*DIRECTIONS:* Reproduce the data below line for line, without changing anything, and leave out the picture.

*PROVIDED MATERIAL:*
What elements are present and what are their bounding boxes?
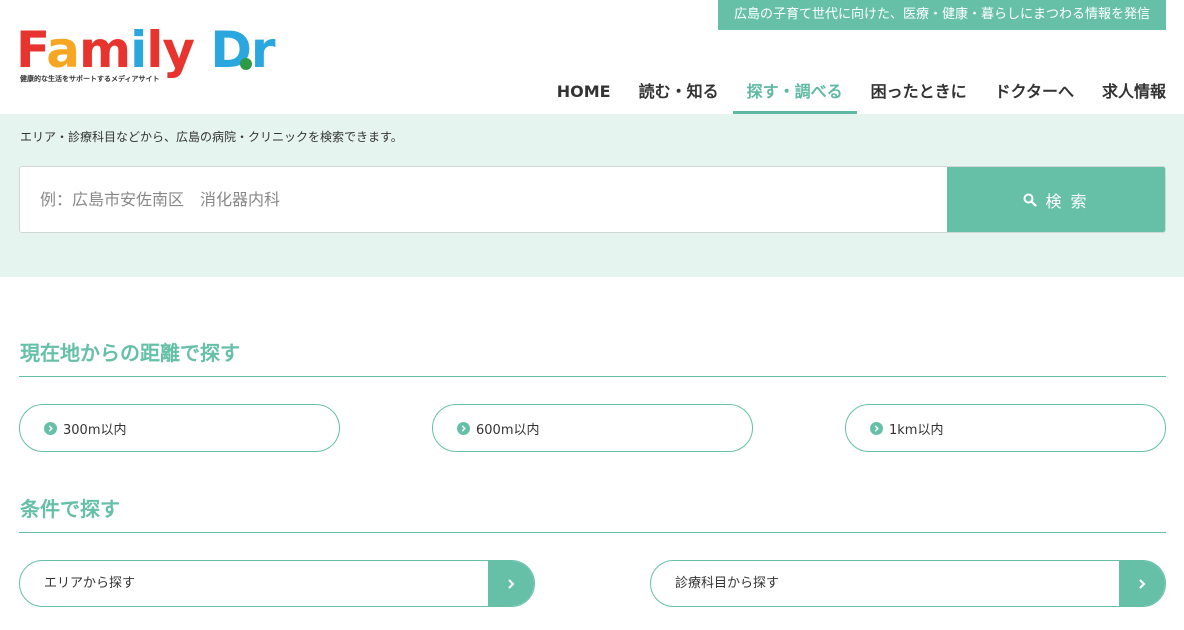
logo-wordmark: Family Dr bbox=[16, 21, 276, 79]
logo-dot bbox=[240, 58, 252, 70]
search-input[interactable] bbox=[20, 167, 949, 232]
search-button-label: 検 索 bbox=[1045, 191, 1089, 211]
header-tagline: 広島の子育て世代に向けた、医療・健康・暮らしにまつわる情報を発信 bbox=[717, 0, 1166, 30]
distance-600m-button[interactable]: 600m以内 bbox=[432, 404, 753, 452]
search-description: エリア・診療科目などから、広島の病院・クリニックを検索できます。 bbox=[20, 130, 403, 144]
search-band: エリア・診療科目などから、広島の病院・クリニックを検索できます。 検 索 bbox=[0, 114, 1184, 277]
condition-section-title: 条件で探す bbox=[20, 497, 120, 521]
chevron-right-icon bbox=[457, 421, 470, 435]
site-logo[interactable]: Family Dr 健康的な生活をサポートするメディアサイト bbox=[16, 14, 276, 90]
department-search-label: 診療科目から探す bbox=[675, 576, 780, 591]
nav-item-read[interactable]: 読む・知る bbox=[625, 74, 733, 114]
chevron-right-icon bbox=[44, 421, 57, 435]
chevron-right-icon bbox=[488, 561, 534, 606]
distance-1km-label: 1km以内 bbox=[889, 422, 944, 438]
department-search-button[interactable]: 診療科目から探す bbox=[650, 560, 1166, 607]
site-header: 広島の子育て世代に向けた、医療・健康・暮らしにまつわる情報を発信 Family … bbox=[0, 0, 1184, 114]
distance-1km-button[interactable]: 1km以内 bbox=[845, 404, 1166, 452]
nav-item-trouble[interactable]: 困ったときに bbox=[857, 74, 981, 114]
nav-item-doctor[interactable]: ドクターへ bbox=[981, 74, 1088, 114]
nav-item-search[interactable]: 探す・調べる bbox=[732, 74, 857, 114]
area-search-button[interactable]: エリアから探す bbox=[19, 560, 535, 607]
section-divider bbox=[19, 532, 1166, 533]
section-divider bbox=[19, 376, 1166, 377]
search-button[interactable]: 検 索 bbox=[947, 167, 1165, 232]
distance-300m-button[interactable]: 300m以内 bbox=[19, 404, 340, 452]
nav-item-jobs[interactable]: 求人情報 bbox=[1088, 74, 1166, 114]
distance-600m-label: 600m以内 bbox=[476, 422, 540, 438]
area-search-label: エリアから探す bbox=[44, 576, 136, 591]
nav-item-home[interactable]: HOME bbox=[543, 74, 625, 114]
logo-subtitle: 健康的な生活をサポートするメディアサイト bbox=[20, 75, 160, 83]
chevron-right-icon bbox=[1119, 561, 1165, 606]
search-icon bbox=[1023, 193, 1038, 207]
distance-300m-label: 300m以内 bbox=[63, 422, 127, 438]
main-nav: HOME 読む・知る 探す・調べる 困ったときに ドクターへ 求人情報 bbox=[543, 74, 1166, 114]
chevron-right-icon bbox=[870, 421, 883, 435]
distance-section-title: 現在地からの距離で探す bbox=[20, 341, 240, 365]
search-box: 検 索 bbox=[19, 166, 1166, 233]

*RESPONSE TO THIS EXERCISE:*
What elements are present and what are their bounding boxes?
logo-wordmark: Family Dr bbox=[16, 21, 276, 79]
logo-dot bbox=[240, 58, 252, 70]
search-input[interactable] bbox=[20, 167, 949, 232]
search-button-label: 検 索 bbox=[1045, 191, 1089, 211]
header-tagline: 広島の子育て世代に向けた、医療・健康・暮らしにまつわる情報を発信 bbox=[717, 0, 1166, 30]
distance-600m-button[interactable]: 600m以内 bbox=[432, 404, 753, 452]
search-description: エリア・診療科目などから、広島の病院・クリニックを検索できます。 bbox=[20, 130, 403, 144]
search-band: エリア・診療科目などから、広島の病院・クリニックを検索できます。 検 索 bbox=[0, 114, 1184, 277]
condition-section-title: 条件で探す bbox=[20, 497, 120, 521]
chevron-right-icon bbox=[457, 421, 470, 435]
site-logo[interactable]: Family Dr 健康的な生活をサポートするメディアサイト bbox=[16, 14, 276, 90]
department-search-label: 診療科目から探す bbox=[675, 576, 780, 591]
nav-item-read[interactable]: 読む・知る bbox=[625, 74, 733, 114]
chevron-right-icon bbox=[44, 421, 57, 435]
chevron-right-icon bbox=[488, 561, 534, 606]
distance-1km-label: 1km以内 bbox=[889, 422, 944, 438]
department-search-button[interactable]: 診療科目から探す bbox=[650, 560, 1166, 607]
site-header: 広島の子育て世代に向けた、医療・健康・暮らしにまつわる情報を発信 Family … bbox=[0, 0, 1184, 114]
distance-1km-button[interactable]: 1km以内 bbox=[845, 404, 1166, 452]
nav-item-trouble[interactable]: 困ったときに bbox=[857, 74, 981, 114]
nav-item-doctor[interactable]: ドクターへ bbox=[981, 74, 1088, 114]
nav-item-search[interactable]: 探す・調べる bbox=[732, 74, 857, 114]
area-search-button[interactable]: エリアから探す bbox=[19, 560, 535, 607]
section-divider bbox=[19, 532, 1166, 533]
section-divider bbox=[19, 376, 1166, 377]
search-button[interactable]: 検 索 bbox=[947, 167, 1165, 232]
distance-300m-button[interactable]: 300m以内 bbox=[19, 404, 340, 452]
nav-item-jobs[interactable]: 求人情報 bbox=[1088, 74, 1166, 114]
distance-600m-label: 600m以内 bbox=[476, 422, 540, 438]
area-search-label: エリアから探す bbox=[44, 576, 136, 591]
nav-item-home[interactable]: HOME bbox=[543, 74, 625, 114]
logo-subtitle: 健康的な生活をサポートするメディアサイト bbox=[20, 75, 160, 83]
chevron-right-icon bbox=[1119, 561, 1165, 606]
search-icon bbox=[1023, 193, 1038, 207]
distance-300m-label: 300m以内 bbox=[63, 422, 127, 438]
main-nav: HOME 読む・知る 探す・調べる 困ったときに ドクターへ 求人情報 bbox=[543, 74, 1166, 114]
chevron-right-icon bbox=[870, 421, 883, 435]
distance-section-title: 現在地からの距離で探す bbox=[20, 341, 240, 365]
search-box: 検 索 bbox=[19, 166, 1166, 233]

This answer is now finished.